Task:
Can you restate the records below word for word?

(Recorded data)
+ + + +
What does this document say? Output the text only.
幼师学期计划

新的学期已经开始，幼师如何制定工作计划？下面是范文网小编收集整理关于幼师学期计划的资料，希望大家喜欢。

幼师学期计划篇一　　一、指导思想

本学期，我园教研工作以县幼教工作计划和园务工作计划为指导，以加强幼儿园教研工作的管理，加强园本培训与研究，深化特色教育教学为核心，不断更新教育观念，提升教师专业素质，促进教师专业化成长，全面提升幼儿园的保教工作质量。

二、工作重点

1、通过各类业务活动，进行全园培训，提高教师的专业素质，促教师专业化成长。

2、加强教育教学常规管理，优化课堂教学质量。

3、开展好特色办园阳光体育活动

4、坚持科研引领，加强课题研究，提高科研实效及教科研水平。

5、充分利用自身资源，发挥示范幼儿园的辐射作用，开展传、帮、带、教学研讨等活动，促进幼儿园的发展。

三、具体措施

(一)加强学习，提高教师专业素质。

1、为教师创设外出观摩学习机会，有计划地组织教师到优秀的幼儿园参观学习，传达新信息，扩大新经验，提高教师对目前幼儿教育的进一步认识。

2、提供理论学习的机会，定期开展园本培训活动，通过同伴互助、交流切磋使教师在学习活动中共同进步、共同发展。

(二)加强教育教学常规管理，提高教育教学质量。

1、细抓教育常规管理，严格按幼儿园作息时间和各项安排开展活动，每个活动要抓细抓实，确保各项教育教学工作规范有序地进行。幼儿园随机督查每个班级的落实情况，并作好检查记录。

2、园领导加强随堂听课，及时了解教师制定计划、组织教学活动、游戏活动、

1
+ + + +
Exercise output:
What does this document say? Output the text only.
幼师学期计划

新的学期已经开始，幼师如何制定工作计划？下面是范文网小编收集整理关于幼师学期计划的资料，希望大家喜欢。

幼师学期计划篇一　　一、指导思想

本学期，我园教研工作以县幼教工作计划和园务工作计划为指导，以加强幼儿园教研工作的管理，加强园本培训与研究，深化特色教育教学为核心，不断更新教育观念，提升教师专业素质，促进教师专业化成长，全面提升幼儿园的保教工作质量。

二、工作重点

1、通过各类业务活动，进行全园培训，提高教师的专业素质，促教师专业化成长。

2、加强教育教学常规管理，优化课堂教学质量。

3、开展好特色办园阳光体育活动

4、坚持科研引领，加强课题研究，提高科研实效及教科研水平。

5、充分利用自身资源，发挥示范幼儿园的辐射作用，开展传、帮、带、教学研讨等活动，促进幼儿园的发展。

三、具体措施

(一)加强学习，提高教师专业素质。

1、为教师创设外出观摩学习机会，有计划地组织教师到优秀的幼儿园参观学习，传达新信息，扩大新经验，提高教师对目前幼儿教育的进一步认识。

2、提供理论学习的机会，定期开展园本培训活动，通过同伴互助、交流切磋使教师在学习活动中共同进步、共同发展。

(二)加强教育教学常规管理，提高教育教学质量。

1、细抓教育常规管理，严格按幼儿园作息时间和各项安排开展活动，每个活动要抓细抓实，确保各项教育教学工作规范有序地进行。幼儿园随机督查每个班级的落实情况，并作好检查记录。

2、园领导加强随堂听课，及时了解教师制定计划、组织教学活动、游戏活动、

1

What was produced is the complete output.